§ WORK REQUIRED
State only the number of lines that include "ffffff".

§ PROVIDED INFORMATION
|---|
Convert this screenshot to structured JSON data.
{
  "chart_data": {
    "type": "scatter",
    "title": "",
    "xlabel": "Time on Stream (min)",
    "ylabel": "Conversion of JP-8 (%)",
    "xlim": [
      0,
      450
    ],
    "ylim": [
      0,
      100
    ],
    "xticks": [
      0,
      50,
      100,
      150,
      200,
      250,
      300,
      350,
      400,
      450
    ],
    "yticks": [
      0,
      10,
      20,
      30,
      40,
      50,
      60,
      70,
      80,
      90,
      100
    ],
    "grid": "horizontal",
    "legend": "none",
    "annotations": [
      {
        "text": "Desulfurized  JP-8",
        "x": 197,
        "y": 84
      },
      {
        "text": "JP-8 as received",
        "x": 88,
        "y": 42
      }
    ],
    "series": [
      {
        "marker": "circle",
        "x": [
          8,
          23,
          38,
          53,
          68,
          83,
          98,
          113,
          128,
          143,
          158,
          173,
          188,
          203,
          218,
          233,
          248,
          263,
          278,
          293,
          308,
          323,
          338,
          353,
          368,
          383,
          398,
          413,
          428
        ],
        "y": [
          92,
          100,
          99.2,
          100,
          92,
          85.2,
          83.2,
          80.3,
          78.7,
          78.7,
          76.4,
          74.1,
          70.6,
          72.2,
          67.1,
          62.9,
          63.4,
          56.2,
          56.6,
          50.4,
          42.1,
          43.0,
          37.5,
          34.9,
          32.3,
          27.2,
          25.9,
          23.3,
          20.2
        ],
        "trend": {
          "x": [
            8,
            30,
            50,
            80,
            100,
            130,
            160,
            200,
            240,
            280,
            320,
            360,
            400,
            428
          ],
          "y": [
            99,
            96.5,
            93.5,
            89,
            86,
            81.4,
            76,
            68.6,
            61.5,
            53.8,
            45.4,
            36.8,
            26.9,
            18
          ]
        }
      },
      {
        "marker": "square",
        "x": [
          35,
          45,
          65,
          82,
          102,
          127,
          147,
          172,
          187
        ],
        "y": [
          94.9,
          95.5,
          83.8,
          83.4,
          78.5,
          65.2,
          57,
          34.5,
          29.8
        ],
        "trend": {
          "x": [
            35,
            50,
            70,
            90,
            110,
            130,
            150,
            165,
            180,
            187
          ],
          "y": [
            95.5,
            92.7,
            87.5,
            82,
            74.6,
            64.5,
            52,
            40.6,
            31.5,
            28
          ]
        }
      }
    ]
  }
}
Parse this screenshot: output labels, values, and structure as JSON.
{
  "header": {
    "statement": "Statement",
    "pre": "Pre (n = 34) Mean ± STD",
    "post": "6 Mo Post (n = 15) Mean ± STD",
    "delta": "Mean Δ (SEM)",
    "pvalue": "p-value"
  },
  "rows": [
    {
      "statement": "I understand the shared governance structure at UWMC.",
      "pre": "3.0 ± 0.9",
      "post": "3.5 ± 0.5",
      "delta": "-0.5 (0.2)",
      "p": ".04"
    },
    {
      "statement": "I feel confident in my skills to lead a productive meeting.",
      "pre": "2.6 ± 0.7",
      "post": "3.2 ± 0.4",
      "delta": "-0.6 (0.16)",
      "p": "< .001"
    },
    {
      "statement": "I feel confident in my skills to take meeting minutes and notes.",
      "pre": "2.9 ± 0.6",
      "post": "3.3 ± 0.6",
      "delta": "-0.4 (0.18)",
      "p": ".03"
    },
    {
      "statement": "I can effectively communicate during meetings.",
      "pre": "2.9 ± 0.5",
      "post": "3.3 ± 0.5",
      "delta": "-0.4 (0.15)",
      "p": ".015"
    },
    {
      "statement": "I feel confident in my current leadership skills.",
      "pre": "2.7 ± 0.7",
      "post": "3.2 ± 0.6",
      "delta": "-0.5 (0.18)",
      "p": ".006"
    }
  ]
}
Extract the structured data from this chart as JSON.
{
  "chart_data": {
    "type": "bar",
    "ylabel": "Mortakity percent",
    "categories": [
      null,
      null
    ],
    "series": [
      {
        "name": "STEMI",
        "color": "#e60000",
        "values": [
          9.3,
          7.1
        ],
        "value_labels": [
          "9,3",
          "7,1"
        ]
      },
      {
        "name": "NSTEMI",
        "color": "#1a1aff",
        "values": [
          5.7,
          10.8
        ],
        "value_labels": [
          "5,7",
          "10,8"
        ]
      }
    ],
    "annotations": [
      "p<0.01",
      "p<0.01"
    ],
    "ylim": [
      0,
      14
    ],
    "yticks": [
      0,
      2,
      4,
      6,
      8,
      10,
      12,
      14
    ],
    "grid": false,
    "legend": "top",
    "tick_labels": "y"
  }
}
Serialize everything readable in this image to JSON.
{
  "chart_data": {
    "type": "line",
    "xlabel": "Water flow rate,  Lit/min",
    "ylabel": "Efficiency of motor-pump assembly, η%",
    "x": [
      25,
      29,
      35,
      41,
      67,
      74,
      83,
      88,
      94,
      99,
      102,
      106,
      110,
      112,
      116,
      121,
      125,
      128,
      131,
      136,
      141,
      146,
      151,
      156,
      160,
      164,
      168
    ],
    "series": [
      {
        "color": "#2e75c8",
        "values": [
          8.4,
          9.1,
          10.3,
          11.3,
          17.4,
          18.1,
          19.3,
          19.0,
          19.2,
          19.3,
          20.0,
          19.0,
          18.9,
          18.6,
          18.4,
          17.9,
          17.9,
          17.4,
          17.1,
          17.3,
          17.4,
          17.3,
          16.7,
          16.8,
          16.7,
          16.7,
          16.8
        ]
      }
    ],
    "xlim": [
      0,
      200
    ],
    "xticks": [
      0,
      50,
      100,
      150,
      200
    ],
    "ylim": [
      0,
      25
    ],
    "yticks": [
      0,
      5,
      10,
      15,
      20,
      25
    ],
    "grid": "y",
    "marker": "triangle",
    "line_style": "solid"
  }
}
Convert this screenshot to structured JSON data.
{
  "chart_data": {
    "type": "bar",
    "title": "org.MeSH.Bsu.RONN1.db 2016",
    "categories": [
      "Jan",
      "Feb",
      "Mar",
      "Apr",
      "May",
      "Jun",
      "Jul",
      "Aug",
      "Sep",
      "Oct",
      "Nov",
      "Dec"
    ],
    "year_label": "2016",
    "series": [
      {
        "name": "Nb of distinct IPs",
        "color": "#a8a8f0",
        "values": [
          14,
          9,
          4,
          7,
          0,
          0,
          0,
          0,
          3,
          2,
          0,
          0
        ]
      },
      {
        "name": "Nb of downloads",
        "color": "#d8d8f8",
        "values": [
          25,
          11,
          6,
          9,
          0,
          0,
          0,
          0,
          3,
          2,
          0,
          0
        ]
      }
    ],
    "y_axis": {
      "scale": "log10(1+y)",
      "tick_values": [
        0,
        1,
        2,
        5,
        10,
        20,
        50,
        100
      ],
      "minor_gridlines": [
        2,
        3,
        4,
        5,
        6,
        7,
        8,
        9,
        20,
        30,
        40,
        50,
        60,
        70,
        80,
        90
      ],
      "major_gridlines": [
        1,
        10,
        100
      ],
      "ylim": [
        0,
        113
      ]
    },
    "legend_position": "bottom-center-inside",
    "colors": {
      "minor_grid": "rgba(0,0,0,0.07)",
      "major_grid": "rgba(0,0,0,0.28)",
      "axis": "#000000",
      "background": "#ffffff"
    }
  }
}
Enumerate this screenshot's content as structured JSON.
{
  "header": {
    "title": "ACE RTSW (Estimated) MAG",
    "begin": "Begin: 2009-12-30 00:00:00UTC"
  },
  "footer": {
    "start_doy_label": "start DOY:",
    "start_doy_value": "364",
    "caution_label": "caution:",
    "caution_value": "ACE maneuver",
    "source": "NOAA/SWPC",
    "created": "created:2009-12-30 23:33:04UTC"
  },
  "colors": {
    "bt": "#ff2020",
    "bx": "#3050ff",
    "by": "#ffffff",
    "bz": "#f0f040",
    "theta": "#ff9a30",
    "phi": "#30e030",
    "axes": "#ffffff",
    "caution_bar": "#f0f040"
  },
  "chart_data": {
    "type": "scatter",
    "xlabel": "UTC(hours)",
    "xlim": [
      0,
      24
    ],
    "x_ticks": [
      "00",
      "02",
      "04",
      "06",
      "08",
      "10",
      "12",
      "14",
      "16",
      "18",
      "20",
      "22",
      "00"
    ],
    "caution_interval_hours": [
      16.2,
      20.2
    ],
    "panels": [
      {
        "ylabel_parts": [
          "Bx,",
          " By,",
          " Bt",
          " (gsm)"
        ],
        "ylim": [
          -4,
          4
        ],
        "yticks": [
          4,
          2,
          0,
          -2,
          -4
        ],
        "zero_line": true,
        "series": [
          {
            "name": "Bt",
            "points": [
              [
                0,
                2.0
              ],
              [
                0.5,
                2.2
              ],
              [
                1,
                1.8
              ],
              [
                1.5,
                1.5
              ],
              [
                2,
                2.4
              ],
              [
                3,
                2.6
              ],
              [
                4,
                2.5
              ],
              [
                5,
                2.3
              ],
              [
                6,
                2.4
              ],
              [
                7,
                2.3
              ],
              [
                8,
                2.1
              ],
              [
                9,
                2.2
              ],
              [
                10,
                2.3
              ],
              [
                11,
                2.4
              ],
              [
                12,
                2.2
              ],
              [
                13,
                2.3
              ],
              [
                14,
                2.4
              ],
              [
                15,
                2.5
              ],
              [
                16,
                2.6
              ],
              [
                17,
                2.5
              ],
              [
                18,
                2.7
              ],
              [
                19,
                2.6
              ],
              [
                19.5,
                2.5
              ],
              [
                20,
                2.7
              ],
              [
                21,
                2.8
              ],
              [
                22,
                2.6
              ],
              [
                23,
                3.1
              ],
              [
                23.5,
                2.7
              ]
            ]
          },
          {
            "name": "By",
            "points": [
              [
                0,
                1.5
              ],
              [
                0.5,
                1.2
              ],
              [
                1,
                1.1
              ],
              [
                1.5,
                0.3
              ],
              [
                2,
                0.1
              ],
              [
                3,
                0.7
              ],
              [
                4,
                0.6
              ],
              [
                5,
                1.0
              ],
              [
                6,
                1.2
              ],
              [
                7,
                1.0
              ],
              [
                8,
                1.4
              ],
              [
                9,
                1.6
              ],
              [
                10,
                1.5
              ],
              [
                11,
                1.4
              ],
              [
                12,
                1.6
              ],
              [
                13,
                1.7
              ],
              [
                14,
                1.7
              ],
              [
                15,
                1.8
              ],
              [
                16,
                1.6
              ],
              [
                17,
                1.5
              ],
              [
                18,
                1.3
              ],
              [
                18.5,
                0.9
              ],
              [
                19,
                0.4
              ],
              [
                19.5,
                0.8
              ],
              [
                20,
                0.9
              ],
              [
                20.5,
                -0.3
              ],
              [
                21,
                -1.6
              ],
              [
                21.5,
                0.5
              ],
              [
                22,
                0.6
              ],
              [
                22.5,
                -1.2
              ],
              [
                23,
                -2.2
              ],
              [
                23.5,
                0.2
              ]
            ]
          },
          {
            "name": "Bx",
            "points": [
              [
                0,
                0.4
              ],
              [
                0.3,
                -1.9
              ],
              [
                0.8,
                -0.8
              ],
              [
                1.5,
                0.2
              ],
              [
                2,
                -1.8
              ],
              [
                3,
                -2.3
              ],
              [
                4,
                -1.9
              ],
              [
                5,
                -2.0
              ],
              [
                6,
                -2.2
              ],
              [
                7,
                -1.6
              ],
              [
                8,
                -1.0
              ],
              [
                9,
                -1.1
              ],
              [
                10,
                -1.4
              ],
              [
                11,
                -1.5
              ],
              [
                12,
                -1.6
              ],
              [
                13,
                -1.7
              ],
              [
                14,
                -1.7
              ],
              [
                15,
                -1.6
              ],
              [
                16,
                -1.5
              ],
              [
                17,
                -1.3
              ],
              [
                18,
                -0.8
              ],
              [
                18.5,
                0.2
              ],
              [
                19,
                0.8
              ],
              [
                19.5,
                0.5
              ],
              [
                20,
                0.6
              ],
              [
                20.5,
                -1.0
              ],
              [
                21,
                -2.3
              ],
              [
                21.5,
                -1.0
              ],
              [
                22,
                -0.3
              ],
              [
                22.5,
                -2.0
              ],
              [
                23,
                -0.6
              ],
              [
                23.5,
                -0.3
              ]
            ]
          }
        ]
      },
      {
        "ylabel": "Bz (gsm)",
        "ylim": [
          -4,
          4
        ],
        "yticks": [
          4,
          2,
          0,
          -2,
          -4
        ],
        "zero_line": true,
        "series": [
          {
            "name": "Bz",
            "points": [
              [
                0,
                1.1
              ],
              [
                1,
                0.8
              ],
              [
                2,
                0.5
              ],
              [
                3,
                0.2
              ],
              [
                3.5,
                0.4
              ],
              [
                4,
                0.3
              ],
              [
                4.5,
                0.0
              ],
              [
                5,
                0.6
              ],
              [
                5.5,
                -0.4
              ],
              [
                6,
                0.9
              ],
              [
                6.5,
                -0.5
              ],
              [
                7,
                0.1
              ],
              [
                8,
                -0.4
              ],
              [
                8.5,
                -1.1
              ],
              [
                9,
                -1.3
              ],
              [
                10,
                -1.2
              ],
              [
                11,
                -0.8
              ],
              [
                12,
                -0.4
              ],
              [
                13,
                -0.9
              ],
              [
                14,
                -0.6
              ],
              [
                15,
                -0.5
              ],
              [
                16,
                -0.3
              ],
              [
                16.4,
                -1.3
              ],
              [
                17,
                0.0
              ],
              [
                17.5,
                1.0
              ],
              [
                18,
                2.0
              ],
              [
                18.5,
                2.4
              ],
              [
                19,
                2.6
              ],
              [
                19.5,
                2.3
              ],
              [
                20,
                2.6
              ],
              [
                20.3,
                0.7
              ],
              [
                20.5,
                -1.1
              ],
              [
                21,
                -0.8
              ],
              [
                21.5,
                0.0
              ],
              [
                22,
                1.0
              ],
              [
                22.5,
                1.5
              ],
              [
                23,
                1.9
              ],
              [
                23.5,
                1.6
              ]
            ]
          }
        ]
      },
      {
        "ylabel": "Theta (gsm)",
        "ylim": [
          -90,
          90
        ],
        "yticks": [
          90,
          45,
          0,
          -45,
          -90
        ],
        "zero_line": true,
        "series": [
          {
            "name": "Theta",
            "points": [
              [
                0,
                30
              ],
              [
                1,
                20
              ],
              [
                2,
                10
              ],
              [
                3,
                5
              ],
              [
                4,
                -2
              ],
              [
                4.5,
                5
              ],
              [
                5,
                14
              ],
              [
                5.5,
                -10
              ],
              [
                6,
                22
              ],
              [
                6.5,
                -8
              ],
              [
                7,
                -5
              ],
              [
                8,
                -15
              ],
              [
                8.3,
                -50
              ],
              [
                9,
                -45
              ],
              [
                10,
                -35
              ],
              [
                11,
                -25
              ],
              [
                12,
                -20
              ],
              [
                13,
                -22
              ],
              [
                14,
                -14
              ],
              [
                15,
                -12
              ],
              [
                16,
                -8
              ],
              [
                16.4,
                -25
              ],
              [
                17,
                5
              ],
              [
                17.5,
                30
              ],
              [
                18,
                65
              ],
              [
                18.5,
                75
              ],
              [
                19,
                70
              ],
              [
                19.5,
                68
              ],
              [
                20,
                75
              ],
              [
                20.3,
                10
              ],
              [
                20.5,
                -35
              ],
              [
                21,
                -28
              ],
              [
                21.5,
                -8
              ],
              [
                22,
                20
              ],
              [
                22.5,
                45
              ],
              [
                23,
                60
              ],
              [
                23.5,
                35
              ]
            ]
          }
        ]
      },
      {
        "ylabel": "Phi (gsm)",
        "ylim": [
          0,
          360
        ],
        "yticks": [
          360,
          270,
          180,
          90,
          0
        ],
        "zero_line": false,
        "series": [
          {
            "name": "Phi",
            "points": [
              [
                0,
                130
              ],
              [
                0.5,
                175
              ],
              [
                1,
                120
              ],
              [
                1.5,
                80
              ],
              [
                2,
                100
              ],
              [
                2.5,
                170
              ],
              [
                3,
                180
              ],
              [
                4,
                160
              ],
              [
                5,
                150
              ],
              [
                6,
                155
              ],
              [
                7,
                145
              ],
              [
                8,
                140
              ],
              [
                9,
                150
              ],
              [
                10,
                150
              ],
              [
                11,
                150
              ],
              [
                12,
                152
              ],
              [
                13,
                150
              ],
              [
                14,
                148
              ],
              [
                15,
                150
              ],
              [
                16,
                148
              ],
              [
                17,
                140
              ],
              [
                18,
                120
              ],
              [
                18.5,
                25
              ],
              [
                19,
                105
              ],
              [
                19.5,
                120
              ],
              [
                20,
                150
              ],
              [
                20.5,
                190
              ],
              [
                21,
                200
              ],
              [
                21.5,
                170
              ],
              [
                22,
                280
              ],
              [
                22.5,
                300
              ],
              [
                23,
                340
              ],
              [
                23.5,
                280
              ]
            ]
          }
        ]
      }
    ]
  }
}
|---|
§ ANSWER
3